Exercise directions: How many lines of the records below contain the word "object"? Answer with the number alone.

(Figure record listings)
********
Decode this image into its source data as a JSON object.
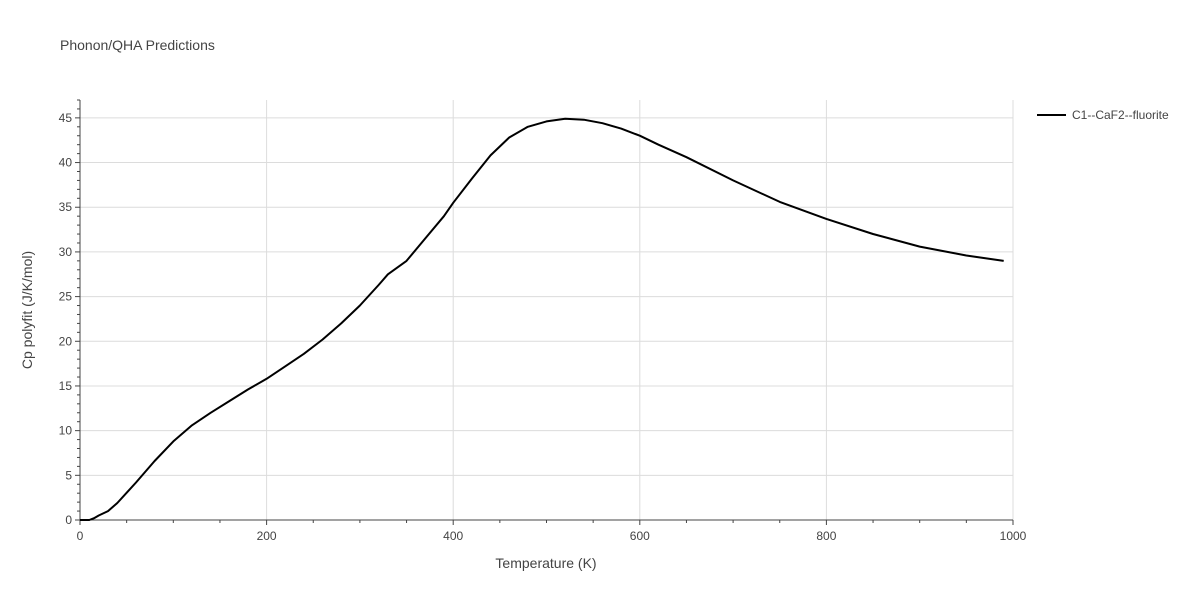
{
  "chart_data": {
    "type": "line",
    "title": "Phonon/QHA Predictions",
    "xlabel": "Temperature (K)",
    "ylabel": "Cp polyfit (J/K/mol)",
    "xlim": [
      0,
      1000
    ],
    "ylim": [
      0,
      47
    ],
    "xticks": [
      0,
      200,
      400,
      600,
      800,
      1000
    ],
    "yticks": [
      0,
      5,
      10,
      15,
      20,
      25,
      30,
      35,
      40,
      45
    ],
    "grid": true,
    "legend_position": "top-right",
    "series": [
      {
        "name": "C1--CaF2--fluorite",
        "color": "#000000",
        "x": [
          0,
          10,
          15,
          20,
          30,
          40,
          60,
          80,
          100,
          120,
          140,
          160,
          180,
          200,
          220,
          240,
          260,
          280,
          300,
          320,
          330,
          350,
          370,
          390,
          400,
          420,
          440,
          460,
          480,
          500,
          520,
          540,
          560,
          580,
          600,
          620,
          650,
          700,
          750,
          800,
          850,
          900,
          950,
          990
        ],
        "y": [
          0,
          0,
          0.2,
          0.5,
          1.0,
          1.9,
          4.2,
          6.6,
          8.8,
          10.6,
          12.0,
          13.3,
          14.6,
          15.8,
          17.2,
          18.6,
          20.2,
          22.0,
          24.0,
          26.3,
          27.5,
          29.0,
          31.5,
          34.0,
          35.5,
          38.2,
          40.8,
          42.8,
          44.0,
          44.6,
          44.9,
          44.8,
          44.4,
          43.8,
          43.0,
          42.0,
          40.6,
          38.0,
          35.6,
          33.7,
          32.0,
          30.6,
          29.6,
          29.0
        ]
      }
    ]
  }
}
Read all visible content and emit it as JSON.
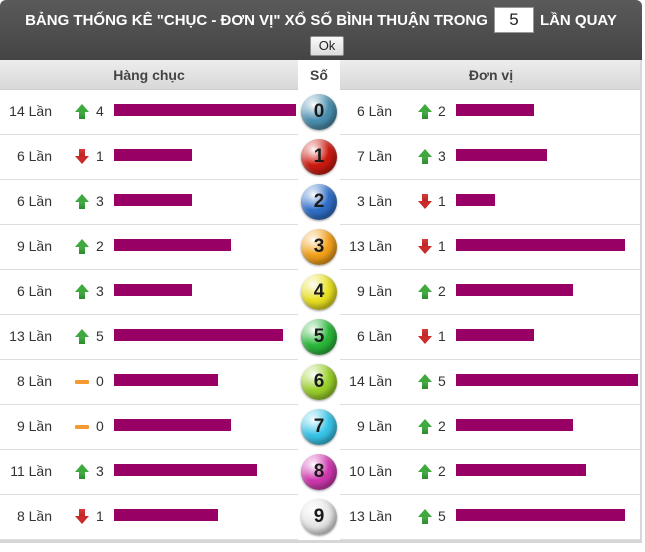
{
  "header": {
    "title_before": "BẢNG THỐNG KÊ \"CHỤC - ĐƠN VỊ\" XỔ SỐ BÌNH THUẬN TRONG",
    "input_value": "5",
    "title_after": "LẦN QUAY",
    "ok_label": "Ok"
  },
  "columns": {
    "chuc": "Hàng chục",
    "so": "Số",
    "donvi": "Đơn vị"
  },
  "colors": {
    "bar": "#990066",
    "up": "#3fa93f",
    "down": "#c92a2a",
    "same": "#f59a30"
  },
  "rows": [
    {
      "digit": "0",
      "ball_color": "#4a90b0",
      "chuc_count": "14 Lần",
      "chuc_trend": "up",
      "chuc_delta": "4",
      "chuc_value": 14,
      "donvi_count": "6 Lần",
      "donvi_trend": "up",
      "donvi_delta": "2",
      "donvi_value": 6
    },
    {
      "digit": "1",
      "ball_color": "#cc1a10",
      "chuc_count": "6 Lần",
      "chuc_trend": "down",
      "chuc_delta": "1",
      "chuc_value": 6,
      "donvi_count": "7 Lần",
      "donvi_trend": "up",
      "donvi_delta": "3",
      "donvi_value": 7
    },
    {
      "digit": "2",
      "ball_color": "#2f6fc8",
      "chuc_count": "6 Lần",
      "chuc_trend": "up",
      "chuc_delta": "3",
      "chuc_value": 6,
      "donvi_count": "3 Lần",
      "donvi_trend": "down",
      "donvi_delta": "1",
      "donvi_value": 3
    },
    {
      "digit": "3",
      "ball_color": "#f2a018",
      "chuc_count": "9 Lần",
      "chuc_trend": "up",
      "chuc_delta": "2",
      "chuc_value": 9,
      "donvi_count": "13 Lần",
      "donvi_trend": "down",
      "donvi_delta": "1",
      "donvi_value": 13
    },
    {
      "digit": "4",
      "ball_color": "#e8e020",
      "chuc_count": "6 Lần",
      "chuc_trend": "up",
      "chuc_delta": "3",
      "chuc_value": 6,
      "donvi_count": "9 Lần",
      "donvi_trend": "up",
      "donvi_delta": "2",
      "donvi_value": 9
    },
    {
      "digit": "5",
      "ball_color": "#2ab83a",
      "chuc_count": "13 Lần",
      "chuc_trend": "up",
      "chuc_delta": "5",
      "chuc_value": 13,
      "donvi_count": "6 Lần",
      "donvi_trend": "down",
      "donvi_delta": "1",
      "donvi_value": 6
    },
    {
      "digit": "6",
      "ball_color": "#9ad02a",
      "chuc_count": "8 Lần",
      "chuc_trend": "same",
      "chuc_delta": "0",
      "chuc_value": 8,
      "donvi_count": "14 Lần",
      "donvi_trend": "up",
      "donvi_delta": "5",
      "donvi_value": 14
    },
    {
      "digit": "7",
      "ball_color": "#38c4e8",
      "chuc_count": "9 Lần",
      "chuc_trend": "same",
      "chuc_delta": "0",
      "chuc_value": 9,
      "donvi_count": "9 Lần",
      "donvi_trend": "up",
      "donvi_delta": "2",
      "donvi_value": 9
    },
    {
      "digit": "8",
      "ball_color": "#d038b0",
      "chuc_count": "11 Lần",
      "chuc_trend": "up",
      "chuc_delta": "3",
      "chuc_value": 11,
      "donvi_count": "10 Lần",
      "donvi_trend": "up",
      "donvi_delta": "2",
      "donvi_value": 10
    },
    {
      "digit": "9",
      "ball_color": "#e6e6e6",
      "chuc_count": "8 Lần",
      "chuc_trend": "down",
      "chuc_delta": "1",
      "chuc_value": 8,
      "donvi_count": "13 Lần",
      "donvi_trend": "up",
      "donvi_delta": "5",
      "donvi_value": 13
    }
  ]
}
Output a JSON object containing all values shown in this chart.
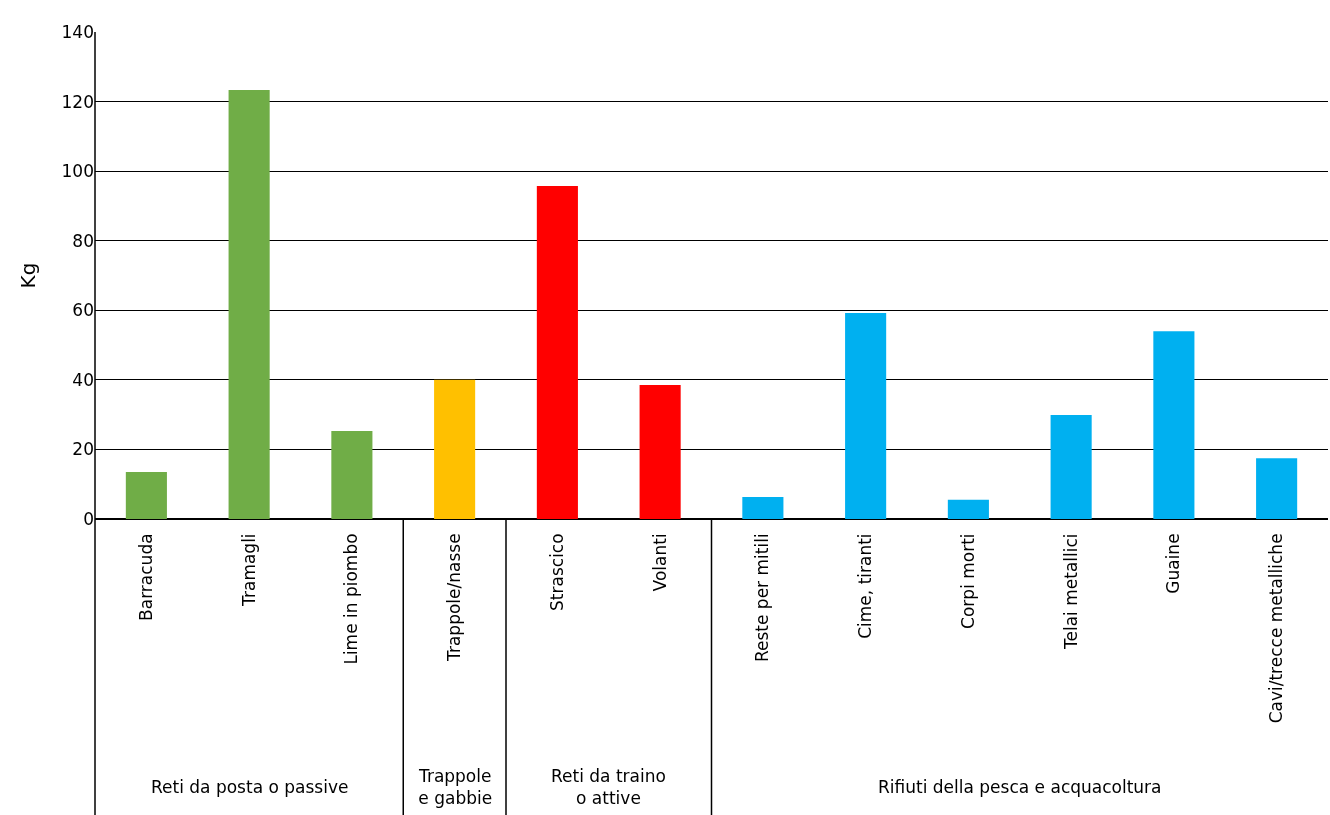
{
  "chart_data": {
    "type": "bar",
    "ylabel": "Kg",
    "categories": [
      "Barracuda",
      "Tramagli",
      "Lime in piombo",
      "Trappole/nasse",
      "Strascico",
      "Volanti",
      "Reste per mitili",
      "Cime, tiranti",
      "Corpi morti",
      "Telai metallici",
      "Guaine",
      "Cavi/trecce metalliche"
    ],
    "values": [
      13.5,
      123.3,
      25.3,
      40,
      95.7,
      38.5,
      6.3,
      59.2,
      5.5,
      29.9,
      54,
      17.5
    ],
    "colors": [
      "#70ad47",
      "#70ad47",
      "#70ad47",
      "#ffc000",
      "#ff0000",
      "#ff0000",
      "#00b0f0",
      "#00b0f0",
      "#00b0f0",
      "#00b0f0",
      "#00b0f0",
      "#00b0f0"
    ],
    "ylim": [
      0,
      140
    ],
    "yticks": [
      0,
      20,
      40,
      60,
      80,
      100,
      120,
      140
    ],
    "grid": "y",
    "annotations": [
      "Reti da posta o passive",
      "Trappole\ne gabbie",
      "Reti da traino\no attive",
      "Rifiuti della pesca e acquacoltura"
    ]
  }
}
********
Task answer: 2